Short exercise -> Determine the number of lines that have the string "name" in them, and give only that number.
## BEGIN Data
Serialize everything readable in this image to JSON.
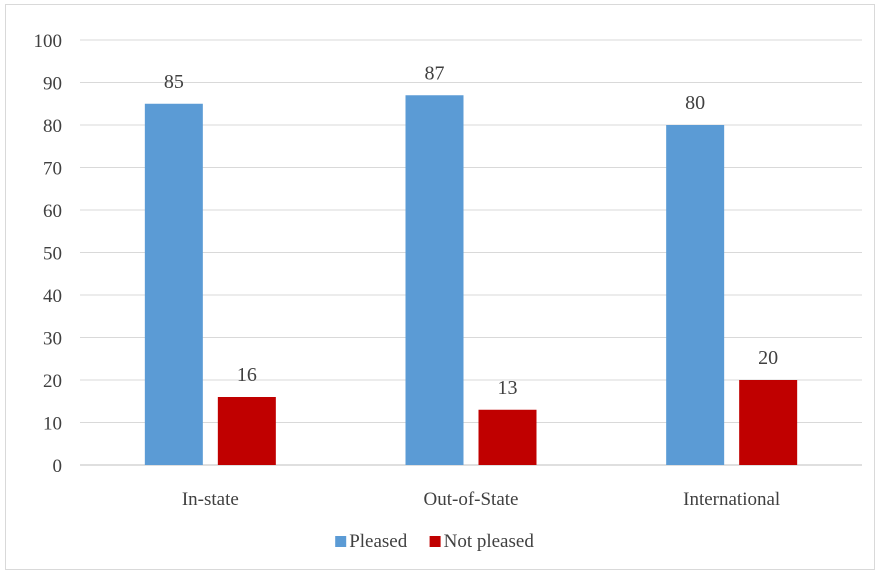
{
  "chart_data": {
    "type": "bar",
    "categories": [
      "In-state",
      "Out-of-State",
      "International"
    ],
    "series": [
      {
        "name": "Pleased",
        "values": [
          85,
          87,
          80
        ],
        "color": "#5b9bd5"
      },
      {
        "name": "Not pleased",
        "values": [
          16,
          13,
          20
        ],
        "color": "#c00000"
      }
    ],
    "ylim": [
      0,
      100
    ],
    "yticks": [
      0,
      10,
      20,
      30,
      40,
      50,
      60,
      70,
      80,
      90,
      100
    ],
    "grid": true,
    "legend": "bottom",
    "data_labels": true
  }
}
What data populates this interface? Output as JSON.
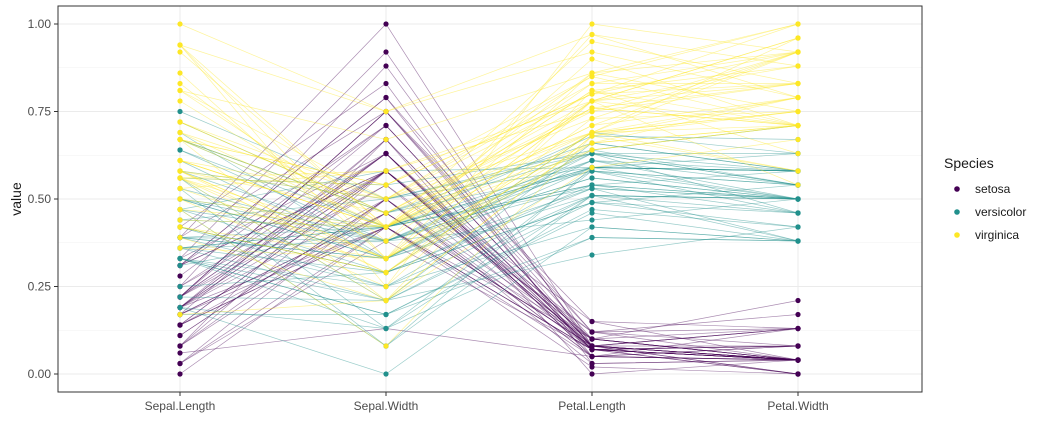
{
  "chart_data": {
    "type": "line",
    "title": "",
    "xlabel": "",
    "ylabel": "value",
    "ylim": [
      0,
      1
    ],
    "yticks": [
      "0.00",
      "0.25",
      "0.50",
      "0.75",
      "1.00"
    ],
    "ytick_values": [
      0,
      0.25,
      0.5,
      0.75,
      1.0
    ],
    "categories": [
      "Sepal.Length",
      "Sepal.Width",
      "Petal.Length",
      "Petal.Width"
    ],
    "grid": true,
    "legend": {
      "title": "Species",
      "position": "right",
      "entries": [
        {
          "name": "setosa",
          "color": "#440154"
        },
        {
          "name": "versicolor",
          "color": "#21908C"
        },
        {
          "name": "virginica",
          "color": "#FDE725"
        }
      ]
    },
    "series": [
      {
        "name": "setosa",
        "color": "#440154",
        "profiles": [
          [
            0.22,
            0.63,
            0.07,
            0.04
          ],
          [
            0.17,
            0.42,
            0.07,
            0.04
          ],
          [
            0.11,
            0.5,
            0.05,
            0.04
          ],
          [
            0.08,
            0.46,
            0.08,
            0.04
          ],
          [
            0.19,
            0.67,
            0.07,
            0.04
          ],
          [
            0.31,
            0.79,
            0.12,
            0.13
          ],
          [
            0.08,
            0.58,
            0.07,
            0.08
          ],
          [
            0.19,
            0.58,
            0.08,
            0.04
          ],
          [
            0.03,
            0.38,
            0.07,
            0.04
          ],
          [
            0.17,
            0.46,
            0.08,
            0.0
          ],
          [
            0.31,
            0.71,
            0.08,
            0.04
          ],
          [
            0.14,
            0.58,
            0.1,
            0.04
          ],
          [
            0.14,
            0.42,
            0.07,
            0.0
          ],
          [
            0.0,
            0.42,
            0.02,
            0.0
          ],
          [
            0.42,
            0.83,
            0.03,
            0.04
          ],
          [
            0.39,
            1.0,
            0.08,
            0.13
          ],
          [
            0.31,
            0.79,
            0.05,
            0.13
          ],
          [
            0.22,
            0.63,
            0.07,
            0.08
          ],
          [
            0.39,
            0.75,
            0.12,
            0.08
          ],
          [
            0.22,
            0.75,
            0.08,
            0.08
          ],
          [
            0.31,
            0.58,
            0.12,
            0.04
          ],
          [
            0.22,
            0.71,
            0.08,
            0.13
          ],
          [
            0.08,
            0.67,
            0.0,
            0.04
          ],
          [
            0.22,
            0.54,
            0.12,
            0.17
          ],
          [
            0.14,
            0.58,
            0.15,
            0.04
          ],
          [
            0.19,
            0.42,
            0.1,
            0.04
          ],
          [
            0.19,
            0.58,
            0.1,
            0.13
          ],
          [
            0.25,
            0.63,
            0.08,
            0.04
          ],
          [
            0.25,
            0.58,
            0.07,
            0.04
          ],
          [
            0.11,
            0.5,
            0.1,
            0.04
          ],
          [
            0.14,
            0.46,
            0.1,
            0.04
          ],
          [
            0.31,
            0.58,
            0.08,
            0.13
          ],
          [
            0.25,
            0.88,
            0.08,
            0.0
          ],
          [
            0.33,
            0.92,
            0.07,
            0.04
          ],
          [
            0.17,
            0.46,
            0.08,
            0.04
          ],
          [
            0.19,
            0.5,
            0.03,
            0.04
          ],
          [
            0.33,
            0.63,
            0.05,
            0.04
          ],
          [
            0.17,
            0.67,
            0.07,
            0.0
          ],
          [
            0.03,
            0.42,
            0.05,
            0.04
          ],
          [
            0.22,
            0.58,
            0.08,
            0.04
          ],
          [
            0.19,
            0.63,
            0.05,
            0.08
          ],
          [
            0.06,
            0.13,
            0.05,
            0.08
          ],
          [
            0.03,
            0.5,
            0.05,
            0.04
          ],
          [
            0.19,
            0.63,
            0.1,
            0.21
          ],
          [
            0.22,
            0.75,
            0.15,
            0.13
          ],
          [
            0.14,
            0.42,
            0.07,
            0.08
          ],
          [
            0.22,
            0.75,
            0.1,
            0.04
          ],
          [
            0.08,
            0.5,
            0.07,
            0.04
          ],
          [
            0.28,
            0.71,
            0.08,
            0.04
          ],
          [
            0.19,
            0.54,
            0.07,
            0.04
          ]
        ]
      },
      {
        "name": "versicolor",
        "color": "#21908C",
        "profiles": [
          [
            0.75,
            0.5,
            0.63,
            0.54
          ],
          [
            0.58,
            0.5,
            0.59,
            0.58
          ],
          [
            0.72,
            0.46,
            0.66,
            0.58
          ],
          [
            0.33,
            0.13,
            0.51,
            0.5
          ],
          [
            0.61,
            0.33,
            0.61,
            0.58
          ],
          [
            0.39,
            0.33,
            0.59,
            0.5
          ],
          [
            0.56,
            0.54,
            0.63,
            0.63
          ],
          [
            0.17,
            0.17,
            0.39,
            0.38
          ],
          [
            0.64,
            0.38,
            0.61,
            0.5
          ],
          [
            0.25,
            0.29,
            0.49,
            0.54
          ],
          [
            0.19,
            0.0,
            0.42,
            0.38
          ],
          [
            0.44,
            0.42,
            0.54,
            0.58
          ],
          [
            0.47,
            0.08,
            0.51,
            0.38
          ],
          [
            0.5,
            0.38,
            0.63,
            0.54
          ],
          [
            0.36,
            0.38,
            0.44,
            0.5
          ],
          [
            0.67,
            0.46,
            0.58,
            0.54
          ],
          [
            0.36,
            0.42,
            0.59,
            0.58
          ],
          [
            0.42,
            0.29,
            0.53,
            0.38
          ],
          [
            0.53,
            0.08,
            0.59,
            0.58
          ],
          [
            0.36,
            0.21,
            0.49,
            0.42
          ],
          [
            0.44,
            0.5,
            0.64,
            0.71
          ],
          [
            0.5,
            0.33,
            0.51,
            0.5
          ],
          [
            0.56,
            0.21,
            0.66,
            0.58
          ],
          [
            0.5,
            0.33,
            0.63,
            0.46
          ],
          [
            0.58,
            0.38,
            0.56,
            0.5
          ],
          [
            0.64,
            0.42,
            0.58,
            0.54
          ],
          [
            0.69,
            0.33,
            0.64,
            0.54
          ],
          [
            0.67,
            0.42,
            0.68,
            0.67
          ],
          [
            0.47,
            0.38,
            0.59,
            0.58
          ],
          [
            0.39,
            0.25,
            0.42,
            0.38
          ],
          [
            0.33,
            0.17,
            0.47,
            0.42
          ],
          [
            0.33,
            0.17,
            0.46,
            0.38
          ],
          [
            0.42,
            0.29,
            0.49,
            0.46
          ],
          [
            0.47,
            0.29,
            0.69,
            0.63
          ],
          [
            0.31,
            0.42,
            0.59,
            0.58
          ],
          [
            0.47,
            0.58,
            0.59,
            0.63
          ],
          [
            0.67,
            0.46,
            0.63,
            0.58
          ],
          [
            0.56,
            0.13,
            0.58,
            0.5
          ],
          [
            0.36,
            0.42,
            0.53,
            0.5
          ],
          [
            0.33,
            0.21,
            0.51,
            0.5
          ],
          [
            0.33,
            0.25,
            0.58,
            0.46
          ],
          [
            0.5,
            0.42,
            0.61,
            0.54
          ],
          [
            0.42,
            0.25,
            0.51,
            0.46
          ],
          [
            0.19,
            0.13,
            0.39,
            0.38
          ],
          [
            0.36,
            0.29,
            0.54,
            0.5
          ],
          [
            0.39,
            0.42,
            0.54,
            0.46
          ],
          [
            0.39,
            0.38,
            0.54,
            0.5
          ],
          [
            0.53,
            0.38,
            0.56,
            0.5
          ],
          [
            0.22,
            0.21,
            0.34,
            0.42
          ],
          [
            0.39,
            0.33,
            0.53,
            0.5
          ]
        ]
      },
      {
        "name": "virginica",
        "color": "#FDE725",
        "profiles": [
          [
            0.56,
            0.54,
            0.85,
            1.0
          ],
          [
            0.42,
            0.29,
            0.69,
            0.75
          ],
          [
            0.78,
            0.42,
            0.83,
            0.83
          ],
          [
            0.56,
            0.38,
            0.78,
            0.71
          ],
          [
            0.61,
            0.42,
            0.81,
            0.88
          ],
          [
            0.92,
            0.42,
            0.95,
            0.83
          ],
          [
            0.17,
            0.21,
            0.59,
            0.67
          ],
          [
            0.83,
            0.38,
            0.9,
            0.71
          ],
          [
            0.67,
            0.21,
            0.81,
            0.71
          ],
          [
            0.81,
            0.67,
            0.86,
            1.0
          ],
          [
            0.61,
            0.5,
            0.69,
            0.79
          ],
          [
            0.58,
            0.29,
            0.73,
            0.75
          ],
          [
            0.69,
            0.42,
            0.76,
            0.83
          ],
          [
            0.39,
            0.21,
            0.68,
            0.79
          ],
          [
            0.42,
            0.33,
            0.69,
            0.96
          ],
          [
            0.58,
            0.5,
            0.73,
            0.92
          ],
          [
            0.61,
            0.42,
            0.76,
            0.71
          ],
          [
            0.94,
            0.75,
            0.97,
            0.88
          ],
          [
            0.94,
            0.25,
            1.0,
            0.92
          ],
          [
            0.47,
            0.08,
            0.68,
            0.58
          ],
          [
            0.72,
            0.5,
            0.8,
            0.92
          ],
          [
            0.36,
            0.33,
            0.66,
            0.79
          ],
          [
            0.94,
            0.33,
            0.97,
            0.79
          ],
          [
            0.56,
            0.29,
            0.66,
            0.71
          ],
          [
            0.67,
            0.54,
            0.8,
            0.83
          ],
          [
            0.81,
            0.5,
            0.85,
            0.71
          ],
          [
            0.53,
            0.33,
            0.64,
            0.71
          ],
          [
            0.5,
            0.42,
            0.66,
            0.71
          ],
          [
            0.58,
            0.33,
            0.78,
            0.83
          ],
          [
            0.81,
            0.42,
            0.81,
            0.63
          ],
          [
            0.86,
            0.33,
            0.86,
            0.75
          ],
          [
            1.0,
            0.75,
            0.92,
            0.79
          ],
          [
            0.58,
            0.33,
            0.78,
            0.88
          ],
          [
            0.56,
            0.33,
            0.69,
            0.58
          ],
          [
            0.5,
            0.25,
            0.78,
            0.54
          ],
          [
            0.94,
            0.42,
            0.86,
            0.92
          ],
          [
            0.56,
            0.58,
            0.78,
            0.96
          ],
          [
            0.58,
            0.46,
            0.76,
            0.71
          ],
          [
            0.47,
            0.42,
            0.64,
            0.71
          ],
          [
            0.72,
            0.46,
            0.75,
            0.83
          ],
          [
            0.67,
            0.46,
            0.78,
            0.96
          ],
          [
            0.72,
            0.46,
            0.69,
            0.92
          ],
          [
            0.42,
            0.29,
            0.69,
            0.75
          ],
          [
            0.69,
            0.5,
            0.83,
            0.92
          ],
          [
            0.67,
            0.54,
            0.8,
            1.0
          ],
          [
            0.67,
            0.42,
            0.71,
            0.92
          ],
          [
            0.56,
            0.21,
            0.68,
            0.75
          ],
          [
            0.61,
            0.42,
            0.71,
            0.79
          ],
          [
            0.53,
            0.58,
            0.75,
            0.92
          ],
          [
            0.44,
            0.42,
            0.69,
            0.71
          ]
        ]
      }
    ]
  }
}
## END Data
Correct output -> 8